Dataset entries:
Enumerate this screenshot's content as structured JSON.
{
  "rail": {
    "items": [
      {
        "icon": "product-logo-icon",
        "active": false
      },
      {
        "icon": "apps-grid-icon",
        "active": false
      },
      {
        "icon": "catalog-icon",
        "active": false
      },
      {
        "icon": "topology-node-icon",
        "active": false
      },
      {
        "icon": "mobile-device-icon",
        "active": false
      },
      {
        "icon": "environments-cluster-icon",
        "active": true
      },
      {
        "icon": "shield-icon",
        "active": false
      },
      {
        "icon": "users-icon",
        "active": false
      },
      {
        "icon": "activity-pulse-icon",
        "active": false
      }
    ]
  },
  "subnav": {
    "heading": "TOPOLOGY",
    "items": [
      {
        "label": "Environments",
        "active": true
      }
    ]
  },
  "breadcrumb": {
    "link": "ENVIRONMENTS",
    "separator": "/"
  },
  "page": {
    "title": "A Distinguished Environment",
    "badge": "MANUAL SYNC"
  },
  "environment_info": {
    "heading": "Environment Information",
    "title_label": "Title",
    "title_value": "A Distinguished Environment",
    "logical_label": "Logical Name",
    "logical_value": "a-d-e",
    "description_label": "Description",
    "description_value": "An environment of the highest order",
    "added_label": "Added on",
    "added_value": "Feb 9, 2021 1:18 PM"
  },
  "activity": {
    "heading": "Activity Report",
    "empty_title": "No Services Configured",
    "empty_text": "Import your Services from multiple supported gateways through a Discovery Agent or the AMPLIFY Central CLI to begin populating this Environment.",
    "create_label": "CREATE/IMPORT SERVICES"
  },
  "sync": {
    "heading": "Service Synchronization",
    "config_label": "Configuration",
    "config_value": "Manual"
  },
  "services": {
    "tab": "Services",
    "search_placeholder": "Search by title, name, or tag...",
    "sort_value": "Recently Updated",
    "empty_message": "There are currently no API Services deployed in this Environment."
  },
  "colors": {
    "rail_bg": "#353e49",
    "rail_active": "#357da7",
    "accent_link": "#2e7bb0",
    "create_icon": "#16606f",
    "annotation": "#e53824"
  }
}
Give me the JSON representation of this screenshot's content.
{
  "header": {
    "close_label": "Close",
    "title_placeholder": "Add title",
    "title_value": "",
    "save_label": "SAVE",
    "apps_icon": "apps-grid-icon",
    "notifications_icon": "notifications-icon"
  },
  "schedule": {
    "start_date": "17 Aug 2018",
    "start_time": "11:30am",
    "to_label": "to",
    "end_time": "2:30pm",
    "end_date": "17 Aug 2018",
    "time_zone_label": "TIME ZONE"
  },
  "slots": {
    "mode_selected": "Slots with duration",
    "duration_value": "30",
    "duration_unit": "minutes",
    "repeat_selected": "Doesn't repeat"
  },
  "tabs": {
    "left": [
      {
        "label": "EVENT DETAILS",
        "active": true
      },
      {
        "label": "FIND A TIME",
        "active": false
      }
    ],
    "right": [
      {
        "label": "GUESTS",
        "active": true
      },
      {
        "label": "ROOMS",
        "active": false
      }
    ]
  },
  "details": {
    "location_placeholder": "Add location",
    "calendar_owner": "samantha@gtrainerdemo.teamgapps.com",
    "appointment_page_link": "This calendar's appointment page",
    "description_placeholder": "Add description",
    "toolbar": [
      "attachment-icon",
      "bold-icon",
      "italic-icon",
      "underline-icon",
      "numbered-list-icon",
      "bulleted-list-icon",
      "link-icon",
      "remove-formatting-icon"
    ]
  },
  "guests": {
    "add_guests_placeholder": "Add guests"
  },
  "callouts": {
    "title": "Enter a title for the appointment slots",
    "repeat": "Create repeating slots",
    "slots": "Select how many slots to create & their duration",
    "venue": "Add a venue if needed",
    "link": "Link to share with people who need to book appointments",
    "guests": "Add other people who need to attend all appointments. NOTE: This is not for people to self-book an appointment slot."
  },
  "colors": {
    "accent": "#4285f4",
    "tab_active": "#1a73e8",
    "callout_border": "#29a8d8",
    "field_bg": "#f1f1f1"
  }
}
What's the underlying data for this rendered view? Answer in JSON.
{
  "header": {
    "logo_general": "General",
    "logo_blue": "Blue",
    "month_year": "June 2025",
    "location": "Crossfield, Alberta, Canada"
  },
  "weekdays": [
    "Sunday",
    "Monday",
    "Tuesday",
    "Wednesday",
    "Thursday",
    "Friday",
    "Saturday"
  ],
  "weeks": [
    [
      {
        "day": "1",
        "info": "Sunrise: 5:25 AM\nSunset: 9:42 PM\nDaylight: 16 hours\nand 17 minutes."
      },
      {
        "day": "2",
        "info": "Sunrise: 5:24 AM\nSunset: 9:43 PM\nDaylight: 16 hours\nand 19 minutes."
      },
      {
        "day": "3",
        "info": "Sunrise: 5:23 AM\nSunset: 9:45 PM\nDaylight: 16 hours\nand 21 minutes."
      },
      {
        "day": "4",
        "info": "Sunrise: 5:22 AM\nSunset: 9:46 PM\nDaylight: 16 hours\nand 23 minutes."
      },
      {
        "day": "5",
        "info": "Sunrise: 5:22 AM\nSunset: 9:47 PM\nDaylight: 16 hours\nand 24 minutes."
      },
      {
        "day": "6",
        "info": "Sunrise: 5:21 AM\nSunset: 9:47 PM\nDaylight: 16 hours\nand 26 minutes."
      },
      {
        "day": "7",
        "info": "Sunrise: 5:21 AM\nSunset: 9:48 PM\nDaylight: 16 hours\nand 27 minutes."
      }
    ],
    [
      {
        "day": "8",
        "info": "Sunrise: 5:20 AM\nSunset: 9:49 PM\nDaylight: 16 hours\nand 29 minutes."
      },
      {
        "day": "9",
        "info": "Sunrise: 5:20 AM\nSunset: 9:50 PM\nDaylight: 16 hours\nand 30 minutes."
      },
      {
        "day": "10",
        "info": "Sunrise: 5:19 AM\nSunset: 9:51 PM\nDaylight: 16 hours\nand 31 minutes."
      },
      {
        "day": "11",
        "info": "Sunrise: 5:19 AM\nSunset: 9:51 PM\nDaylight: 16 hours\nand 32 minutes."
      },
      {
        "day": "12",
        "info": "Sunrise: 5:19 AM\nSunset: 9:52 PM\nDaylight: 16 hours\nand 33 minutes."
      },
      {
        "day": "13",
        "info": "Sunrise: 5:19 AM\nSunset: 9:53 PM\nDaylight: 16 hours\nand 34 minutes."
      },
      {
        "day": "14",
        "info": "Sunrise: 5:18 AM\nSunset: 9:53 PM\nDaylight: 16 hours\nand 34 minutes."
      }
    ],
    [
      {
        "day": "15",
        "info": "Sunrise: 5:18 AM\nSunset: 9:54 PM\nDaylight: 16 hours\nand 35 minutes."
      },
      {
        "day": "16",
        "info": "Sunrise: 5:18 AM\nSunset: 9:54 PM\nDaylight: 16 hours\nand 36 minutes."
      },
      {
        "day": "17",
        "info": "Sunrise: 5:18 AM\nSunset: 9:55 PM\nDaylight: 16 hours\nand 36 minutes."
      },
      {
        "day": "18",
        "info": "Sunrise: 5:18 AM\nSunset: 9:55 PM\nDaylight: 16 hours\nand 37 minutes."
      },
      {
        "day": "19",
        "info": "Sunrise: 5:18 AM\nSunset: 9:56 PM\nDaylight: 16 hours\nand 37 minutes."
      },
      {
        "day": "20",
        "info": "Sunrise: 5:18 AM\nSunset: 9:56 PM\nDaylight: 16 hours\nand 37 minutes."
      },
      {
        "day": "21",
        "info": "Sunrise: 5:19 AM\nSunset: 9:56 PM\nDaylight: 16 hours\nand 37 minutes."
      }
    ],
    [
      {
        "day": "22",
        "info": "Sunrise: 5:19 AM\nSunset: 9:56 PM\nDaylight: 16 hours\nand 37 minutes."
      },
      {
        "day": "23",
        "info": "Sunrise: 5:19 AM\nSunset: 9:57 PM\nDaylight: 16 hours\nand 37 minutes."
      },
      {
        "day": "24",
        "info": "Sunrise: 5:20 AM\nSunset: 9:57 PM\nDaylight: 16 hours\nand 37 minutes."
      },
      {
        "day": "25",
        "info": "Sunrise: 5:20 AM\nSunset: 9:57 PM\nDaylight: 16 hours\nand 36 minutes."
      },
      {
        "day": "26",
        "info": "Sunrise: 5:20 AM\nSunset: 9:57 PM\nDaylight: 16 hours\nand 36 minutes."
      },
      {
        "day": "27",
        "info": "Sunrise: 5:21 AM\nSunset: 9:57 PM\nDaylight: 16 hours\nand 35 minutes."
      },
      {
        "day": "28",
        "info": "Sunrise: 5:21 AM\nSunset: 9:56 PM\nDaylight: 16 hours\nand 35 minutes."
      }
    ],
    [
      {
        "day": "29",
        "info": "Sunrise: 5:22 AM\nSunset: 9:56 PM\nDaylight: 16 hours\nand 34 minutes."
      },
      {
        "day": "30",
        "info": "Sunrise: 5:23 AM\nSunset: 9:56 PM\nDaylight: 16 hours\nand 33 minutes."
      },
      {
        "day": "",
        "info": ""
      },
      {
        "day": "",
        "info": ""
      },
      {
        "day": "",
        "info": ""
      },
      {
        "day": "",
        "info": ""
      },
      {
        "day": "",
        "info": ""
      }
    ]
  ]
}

Problem requirements: Read through the entries and copy every line that includes "screenshot".

Written response:
Enumerate this screenshot's content as structured JSON.
Give me the JSON representation of this screenshot's content.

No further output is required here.